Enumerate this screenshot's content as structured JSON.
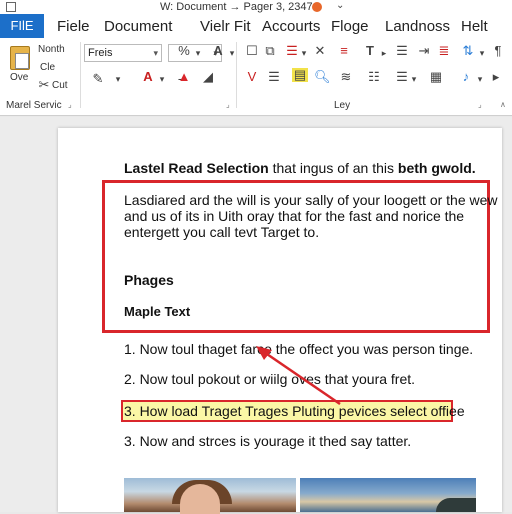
{
  "titlebar": {
    "title": "W: Document → Pager 3, 2347",
    "chevron": "⌄"
  },
  "menu": {
    "file": "FIlE",
    "items": [
      "Fiele",
      "Document",
      "Vielr Fit",
      "Accourts",
      "Floge",
      "Landnoss",
      "Helt"
    ]
  },
  "ribbon": {
    "clipboard": {
      "month": "Nonth",
      "cle": "Cle",
      "ove": "Ove",
      "cut": "Cut",
      "group_label": "Marel Servic"
    },
    "font": {
      "name": "Freis",
      "size": ""
    },
    "group_label_mid": "Ley"
  },
  "document": {
    "heading_bold": "Lastel Read Selection",
    "heading_rest": " that ingus of an this ",
    "heading_bold2": "beth gwold.",
    "para_lines": [
      "Lasdiared ard the will is your sally of your loogett or the wew",
      "and us of its in Uith oray that for the fast and norice the",
      "entergett you call tevt Target to."
    ],
    "sub1": "Phages",
    "sub2": "Maple Text",
    "list": [
      "1.  Now toul thaget farce the offect you was person tinge.",
      "2.  Now toul pokout or wiilg oves that youra fret.",
      "3. How load Traget Trages Pluting pevices select offiee",
      "3.  Now and strces is yourage it thed say tatter."
    ]
  },
  "colors": {
    "accent": "#1c6fc9",
    "highlight": "#fbf7a6",
    "annotation_red": "#d9262b"
  }
}
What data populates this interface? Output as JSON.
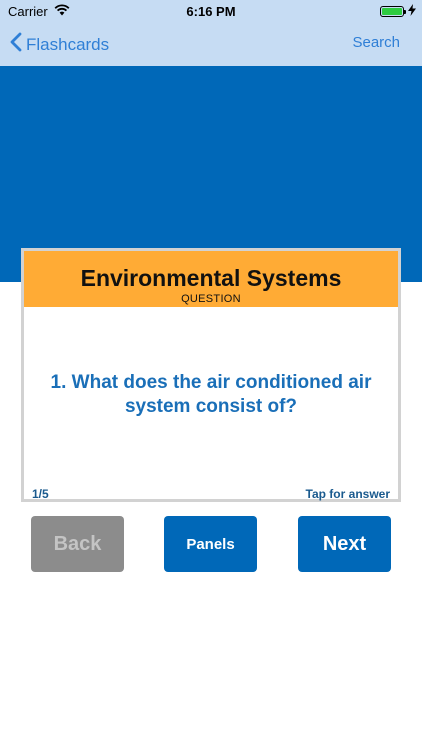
{
  "status_bar": {
    "carrier": "Carrier",
    "time": "6:16 PM",
    "battery_level": 1.0,
    "charging": true
  },
  "nav": {
    "back_label": "Flashcards",
    "search_label": "Search"
  },
  "card": {
    "title": "Environmental Systems",
    "subtitle": "QUESTION",
    "question": "1. What does the air conditioned air system consist of?",
    "counter": "1/5",
    "hint": "Tap for answer"
  },
  "buttons": {
    "back": "Back",
    "panels": "Panels",
    "next": "Next"
  },
  "colors": {
    "nav_background": "#c6dcf3",
    "accent_blue": "#0068b8",
    "header_orange": "#ffab35",
    "link_blue": "#2f7fd6",
    "disabled_gray": "#8c8c8c"
  }
}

* _Short exercise_
Go through the listing above and list every line that has the word "this".

* _The completed task_
Enumerate this screenshot's content as structured JSON.
    "heading_rest": " that ingus of an this ",
What data populates this interface? Output as JSON.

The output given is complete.